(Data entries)
◆ ◆ ◆ ◆

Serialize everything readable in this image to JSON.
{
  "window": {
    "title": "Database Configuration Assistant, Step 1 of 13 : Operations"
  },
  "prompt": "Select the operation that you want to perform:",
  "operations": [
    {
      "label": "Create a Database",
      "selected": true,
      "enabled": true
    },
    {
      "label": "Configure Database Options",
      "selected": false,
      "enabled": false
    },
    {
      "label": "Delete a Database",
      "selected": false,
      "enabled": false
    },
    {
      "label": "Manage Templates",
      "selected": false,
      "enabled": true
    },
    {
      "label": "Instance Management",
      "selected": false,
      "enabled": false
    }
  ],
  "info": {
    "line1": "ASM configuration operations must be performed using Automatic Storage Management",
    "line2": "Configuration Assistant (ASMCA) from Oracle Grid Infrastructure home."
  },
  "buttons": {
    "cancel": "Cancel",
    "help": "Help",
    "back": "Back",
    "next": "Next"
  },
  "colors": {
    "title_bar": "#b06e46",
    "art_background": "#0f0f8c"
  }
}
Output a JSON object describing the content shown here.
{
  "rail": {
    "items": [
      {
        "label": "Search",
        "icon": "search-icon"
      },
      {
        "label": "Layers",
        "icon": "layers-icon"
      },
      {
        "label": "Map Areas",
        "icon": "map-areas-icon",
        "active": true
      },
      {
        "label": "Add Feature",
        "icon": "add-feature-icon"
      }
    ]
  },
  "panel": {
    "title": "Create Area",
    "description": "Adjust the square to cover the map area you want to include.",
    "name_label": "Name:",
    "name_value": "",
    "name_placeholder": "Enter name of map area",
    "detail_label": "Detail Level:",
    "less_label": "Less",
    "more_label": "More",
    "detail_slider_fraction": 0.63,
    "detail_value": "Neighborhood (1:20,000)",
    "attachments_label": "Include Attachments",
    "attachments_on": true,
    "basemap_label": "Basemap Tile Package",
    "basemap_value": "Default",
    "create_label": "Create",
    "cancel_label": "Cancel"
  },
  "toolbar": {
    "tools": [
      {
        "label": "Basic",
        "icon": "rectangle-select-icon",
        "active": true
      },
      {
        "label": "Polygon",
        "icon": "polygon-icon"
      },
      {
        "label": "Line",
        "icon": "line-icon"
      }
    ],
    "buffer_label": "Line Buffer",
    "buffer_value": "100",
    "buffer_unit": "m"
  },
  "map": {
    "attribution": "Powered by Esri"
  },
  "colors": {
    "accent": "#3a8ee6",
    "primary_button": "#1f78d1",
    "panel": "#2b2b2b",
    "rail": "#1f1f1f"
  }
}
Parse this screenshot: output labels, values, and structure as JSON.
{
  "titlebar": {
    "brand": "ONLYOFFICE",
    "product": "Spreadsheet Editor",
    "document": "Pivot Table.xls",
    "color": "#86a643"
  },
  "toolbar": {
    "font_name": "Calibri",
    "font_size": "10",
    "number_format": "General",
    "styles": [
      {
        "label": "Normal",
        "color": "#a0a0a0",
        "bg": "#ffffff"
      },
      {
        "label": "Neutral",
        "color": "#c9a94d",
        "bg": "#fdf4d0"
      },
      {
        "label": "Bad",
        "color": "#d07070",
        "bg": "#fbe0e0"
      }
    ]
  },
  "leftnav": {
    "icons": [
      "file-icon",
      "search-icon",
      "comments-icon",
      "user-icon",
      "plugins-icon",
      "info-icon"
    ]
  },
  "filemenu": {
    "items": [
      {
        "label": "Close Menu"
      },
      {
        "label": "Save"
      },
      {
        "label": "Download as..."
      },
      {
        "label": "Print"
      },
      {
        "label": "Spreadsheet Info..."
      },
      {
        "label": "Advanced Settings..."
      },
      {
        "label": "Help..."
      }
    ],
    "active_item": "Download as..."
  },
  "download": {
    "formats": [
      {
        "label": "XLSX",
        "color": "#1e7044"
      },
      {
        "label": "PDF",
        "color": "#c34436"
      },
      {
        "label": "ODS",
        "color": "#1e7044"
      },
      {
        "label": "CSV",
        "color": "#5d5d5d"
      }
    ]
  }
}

◆ ◆ ◆ ◆

The task:
Take the lines above and print them exactly.

Solution to this problem:
Serialize everything readable in this image to JSON.
{
  "window": {
    "title": "Database Configuration Assistant, Step 1 of 13 : Operations"
  },
  "prompt": "Select the operation that you want to perform:",
  "operations": [
    {
      "label": "Create a Database",
      "selected": true,
      "enabled": true
    },
    {
      "label": "Configure Database Options",
      "selected": false,
      "enabled": false
    },
    {
      "label": "Delete a Database",
      "selected": false,
      "enabled": false
    },
    {
      "label": "Manage Templates",
      "selected": false,
      "enabled": true
    },
    {
      "label": "Instance Management",
      "selected": false,
      "enabled": false
    }
  ],
  "info": {
    "line1": "ASM configuration operations must be performed using Automatic Storage Management",
    "line2": "Configuration Assistant (ASMCA) from Oracle Grid Infrastructure home."
  },
  "buttons": {
    "cancel": "Cancel",
    "help": "Help",
    "back": "Back",
    "next": "Next"
  },
  "colors": {
    "title_bar": "#b06e46",
    "art_background": "#0f0f8c"
  }
}
Output a JSON object describing the content shown here.
{
  "rail": {
    "items": [
      {
        "label": "Search",
        "icon": "search-icon"
      },
      {
        "label": "Layers",
        "icon": "layers-icon"
      },
      {
        "label": "Map Areas",
        "icon": "map-areas-icon",
        "active": true
      },
      {
        "label": "Add Feature",
        "icon": "add-feature-icon"
      }
    ]
  },
  "panel": {
    "title": "Create Area",
    "description": "Adjust the square to cover the map area you want to include.",
    "name_label": "Name:",
    "name_value": "",
    "name_placeholder": "Enter name of map area",
    "detail_label": "Detail Level:",
    "less_label": "Less",
    "more_label": "More",
    "detail_slider_fraction": 0.63,
    "detail_value": "Neighborhood (1:20,000)",
    "attachments_label": "Include Attachments",
    "attachments_on": true,
    "basemap_label": "Basemap Tile Package",
    "basemap_value": "Default",
    "create_label": "Create",
    "cancel_label": "Cancel"
  },
  "toolbar": {
    "tools": [
      {
        "label": "Basic",
        "icon": "rectangle-select-icon",
        "active": true
      },
      {
        "label": "Polygon",
        "icon": "polygon-icon"
      },
      {
        "label": "Line",
        "icon": "line-icon"
      }
    ],
    "buffer_label": "Line Buffer",
    "buffer_value": "100",
    "buffer_unit": "m"
  },
  "map": {
    "attribution": "Powered by Esri"
  },
  "colors": {
    "accent": "#3a8ee6",
    "primary_button": "#1f78d1",
    "panel": "#2b2b2b",
    "rail": "#1f1f1f"
  }
}
Parse this screenshot: output labels, values, and structure as JSON.
{
  "titlebar": {
    "brand": "ONLYOFFICE",
    "product": "Spreadsheet Editor",
    "document": "Pivot Table.xls",
    "color": "#86a643"
  },
  "toolbar": {
    "font_name": "Calibri",
    "font_size": "10",
    "number_format": "General",
    "styles": [
      {
        "label": "Normal",
        "color": "#a0a0a0",
        "bg": "#ffffff"
      },
      {
        "label": "Neutral",
        "color": "#c9a94d",
        "bg": "#fdf4d0"
      },
      {
        "label": "Bad",
        "color": "#d07070",
        "bg": "#fbe0e0"
      }
    ]
  },
  "leftnav": {
    "icons": [
      "file-icon",
      "search-icon",
      "comments-icon",
      "user-icon",
      "plugins-icon",
      "info-icon"
    ]
  },
  "filemenu": {
    "items": [
      {
        "label": "Close Menu"
      },
      {
        "label": "Save"
      },
      {
        "label": "Download as..."
      },
      {
        "label": "Print"
      },
      {
        "label": "Spreadsheet Info..."
      },
      {
        "label": "Advanced Settings..."
      },
      {
        "label": "Help..."
      }
    ],
    "active_item": "Download as..."
  },
  "download": {
    "formats": [
      {
        "label": "XLSX",
        "color": "#1e7044"
      },
      {
        "label": "PDF",
        "color": "#c34436"
      },
      {
        "label": "ODS",
        "color": "#1e7044"
      },
      {
        "label": "CSV",
        "color": "#5d5d5d"
      }
    ]
  }
}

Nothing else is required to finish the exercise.